--- Stored records ---
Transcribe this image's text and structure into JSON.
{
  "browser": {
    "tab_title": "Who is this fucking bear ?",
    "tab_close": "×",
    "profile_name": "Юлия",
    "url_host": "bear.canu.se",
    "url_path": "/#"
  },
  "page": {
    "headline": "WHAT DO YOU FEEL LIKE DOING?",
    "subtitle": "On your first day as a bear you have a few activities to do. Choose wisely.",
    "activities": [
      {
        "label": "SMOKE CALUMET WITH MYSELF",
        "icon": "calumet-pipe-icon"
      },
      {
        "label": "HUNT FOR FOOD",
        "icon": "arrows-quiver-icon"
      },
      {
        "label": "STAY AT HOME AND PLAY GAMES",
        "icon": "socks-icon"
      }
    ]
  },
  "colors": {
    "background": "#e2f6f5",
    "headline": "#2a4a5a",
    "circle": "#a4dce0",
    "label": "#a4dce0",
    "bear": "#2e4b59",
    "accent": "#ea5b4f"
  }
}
---
[Set exercise]:
Which lines hold the word "this"? Copy each of them from the records.

[Answer to the exercise]:
Transcribe this image's text and structure into JSON.
    "tab_title": "Who is this fucking bear ?",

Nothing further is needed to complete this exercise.